• Problem to work on: Could you give back everything from the start of the data down to the line containing "248, 690, 287]", changing "Legend" to "Key" and leaving all else unchanged?
####################
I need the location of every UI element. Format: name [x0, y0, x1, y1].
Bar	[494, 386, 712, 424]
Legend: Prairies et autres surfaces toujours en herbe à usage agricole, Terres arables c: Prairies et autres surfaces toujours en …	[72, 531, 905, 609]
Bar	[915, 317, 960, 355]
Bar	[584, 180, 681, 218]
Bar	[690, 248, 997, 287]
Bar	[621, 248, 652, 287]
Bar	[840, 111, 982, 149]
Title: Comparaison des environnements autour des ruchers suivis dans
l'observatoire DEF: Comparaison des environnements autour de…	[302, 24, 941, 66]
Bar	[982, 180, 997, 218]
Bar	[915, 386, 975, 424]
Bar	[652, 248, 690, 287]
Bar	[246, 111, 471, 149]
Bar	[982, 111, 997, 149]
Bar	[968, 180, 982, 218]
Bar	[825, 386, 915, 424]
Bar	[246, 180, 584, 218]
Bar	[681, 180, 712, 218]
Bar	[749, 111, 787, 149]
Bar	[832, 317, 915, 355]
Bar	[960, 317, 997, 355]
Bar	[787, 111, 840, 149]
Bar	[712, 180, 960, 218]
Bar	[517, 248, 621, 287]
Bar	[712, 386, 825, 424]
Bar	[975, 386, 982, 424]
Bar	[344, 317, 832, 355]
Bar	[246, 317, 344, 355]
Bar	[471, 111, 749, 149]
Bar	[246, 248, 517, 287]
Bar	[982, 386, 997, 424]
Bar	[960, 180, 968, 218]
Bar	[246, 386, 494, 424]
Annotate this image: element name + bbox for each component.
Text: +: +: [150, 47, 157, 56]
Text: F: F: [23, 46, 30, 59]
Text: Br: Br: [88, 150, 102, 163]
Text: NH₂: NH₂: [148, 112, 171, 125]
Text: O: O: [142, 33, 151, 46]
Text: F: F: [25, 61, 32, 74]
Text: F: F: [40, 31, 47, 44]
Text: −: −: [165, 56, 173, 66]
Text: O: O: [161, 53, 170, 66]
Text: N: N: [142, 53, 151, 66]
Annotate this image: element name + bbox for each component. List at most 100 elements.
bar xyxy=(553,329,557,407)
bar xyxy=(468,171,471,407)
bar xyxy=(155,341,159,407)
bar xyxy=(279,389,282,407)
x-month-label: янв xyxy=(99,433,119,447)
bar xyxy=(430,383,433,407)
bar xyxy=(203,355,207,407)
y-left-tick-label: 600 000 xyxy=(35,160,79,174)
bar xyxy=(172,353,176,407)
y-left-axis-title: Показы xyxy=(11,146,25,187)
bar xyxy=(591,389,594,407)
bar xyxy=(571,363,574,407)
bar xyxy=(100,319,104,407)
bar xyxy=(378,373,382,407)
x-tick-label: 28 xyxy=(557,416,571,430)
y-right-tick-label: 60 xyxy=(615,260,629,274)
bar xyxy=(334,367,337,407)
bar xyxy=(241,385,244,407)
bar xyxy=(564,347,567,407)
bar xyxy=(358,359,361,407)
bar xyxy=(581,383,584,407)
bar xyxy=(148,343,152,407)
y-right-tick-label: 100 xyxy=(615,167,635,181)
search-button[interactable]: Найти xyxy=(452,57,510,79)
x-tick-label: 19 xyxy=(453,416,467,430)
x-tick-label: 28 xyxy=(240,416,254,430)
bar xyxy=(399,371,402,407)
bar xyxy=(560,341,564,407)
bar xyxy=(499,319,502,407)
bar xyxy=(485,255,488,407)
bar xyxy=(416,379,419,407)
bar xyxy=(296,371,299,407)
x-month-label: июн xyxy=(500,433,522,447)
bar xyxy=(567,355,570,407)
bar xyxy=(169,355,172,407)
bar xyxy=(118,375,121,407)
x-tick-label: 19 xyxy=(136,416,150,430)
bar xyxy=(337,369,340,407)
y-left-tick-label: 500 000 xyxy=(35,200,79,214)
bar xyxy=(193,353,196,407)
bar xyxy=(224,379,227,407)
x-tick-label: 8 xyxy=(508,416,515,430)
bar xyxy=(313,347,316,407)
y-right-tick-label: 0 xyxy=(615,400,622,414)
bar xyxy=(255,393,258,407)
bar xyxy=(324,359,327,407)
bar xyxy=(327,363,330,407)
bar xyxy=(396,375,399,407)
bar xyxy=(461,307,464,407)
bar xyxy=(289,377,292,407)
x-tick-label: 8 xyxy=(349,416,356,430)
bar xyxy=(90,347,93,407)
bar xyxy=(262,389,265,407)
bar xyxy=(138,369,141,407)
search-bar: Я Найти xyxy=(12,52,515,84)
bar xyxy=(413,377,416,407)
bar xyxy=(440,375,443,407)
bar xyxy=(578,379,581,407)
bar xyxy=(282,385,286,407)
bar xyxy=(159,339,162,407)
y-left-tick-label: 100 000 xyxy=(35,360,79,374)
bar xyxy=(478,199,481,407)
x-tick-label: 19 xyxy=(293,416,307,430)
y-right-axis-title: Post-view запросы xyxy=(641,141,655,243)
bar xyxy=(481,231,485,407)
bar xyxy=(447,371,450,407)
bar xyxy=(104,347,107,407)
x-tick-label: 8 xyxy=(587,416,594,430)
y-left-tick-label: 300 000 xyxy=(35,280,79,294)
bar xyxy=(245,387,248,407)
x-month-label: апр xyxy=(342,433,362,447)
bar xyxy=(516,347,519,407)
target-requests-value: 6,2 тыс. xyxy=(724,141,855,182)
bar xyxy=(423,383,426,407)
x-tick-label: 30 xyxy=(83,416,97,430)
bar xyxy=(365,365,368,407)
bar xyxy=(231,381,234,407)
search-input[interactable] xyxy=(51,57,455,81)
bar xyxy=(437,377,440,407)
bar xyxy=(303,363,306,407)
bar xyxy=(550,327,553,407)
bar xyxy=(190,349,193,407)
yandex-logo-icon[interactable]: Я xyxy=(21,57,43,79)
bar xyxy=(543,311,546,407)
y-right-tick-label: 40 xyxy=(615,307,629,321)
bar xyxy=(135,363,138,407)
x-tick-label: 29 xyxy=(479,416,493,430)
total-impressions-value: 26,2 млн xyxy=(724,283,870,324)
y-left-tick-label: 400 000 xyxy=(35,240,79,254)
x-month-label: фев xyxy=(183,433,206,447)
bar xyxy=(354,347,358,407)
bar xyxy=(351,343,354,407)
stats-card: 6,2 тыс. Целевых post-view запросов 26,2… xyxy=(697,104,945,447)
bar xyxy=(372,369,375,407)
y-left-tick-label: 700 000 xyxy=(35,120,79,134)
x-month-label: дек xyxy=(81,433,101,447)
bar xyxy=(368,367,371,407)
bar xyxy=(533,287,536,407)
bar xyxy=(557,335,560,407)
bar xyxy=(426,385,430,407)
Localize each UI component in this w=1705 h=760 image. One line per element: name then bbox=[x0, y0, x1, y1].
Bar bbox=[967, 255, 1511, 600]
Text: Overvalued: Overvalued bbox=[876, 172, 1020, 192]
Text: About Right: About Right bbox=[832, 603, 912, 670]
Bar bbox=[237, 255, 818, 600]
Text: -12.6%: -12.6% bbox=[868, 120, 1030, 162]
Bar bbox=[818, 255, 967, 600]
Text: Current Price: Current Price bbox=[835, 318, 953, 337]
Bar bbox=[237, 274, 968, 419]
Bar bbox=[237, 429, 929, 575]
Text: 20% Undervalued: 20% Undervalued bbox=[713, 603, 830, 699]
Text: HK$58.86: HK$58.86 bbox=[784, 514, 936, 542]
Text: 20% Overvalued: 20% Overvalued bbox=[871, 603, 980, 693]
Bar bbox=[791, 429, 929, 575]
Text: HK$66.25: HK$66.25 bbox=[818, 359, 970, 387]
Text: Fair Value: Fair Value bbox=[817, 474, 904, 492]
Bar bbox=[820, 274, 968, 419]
####################
• Response:
I need the location of every UI element. Format: name [x0, y0, x1, y1].
Bar	[494, 386, 712, 424]
Key: Prairies et autres surfaces toujours en herbe à usage agricole, Terres arables c: Prairies et autres surfaces toujours en …	[72, 531, 905, 609]
Bar	[915, 317, 960, 355]
Bar	[584, 180, 681, 218]
Bar	[690, 248, 997, 287]
Bar	[621, 248, 652, 287]
Bar	[840, 111, 982, 149]
Title: Comparaison des environnements autour des ruchers suivis dans
l'observatoire DEF: Comparaison des environnements autour de…	[302, 24, 941, 66]
Bar	[982, 180, 997, 218]
Bar	[915, 386, 975, 424]
Bar	[652, 248, 690, 287]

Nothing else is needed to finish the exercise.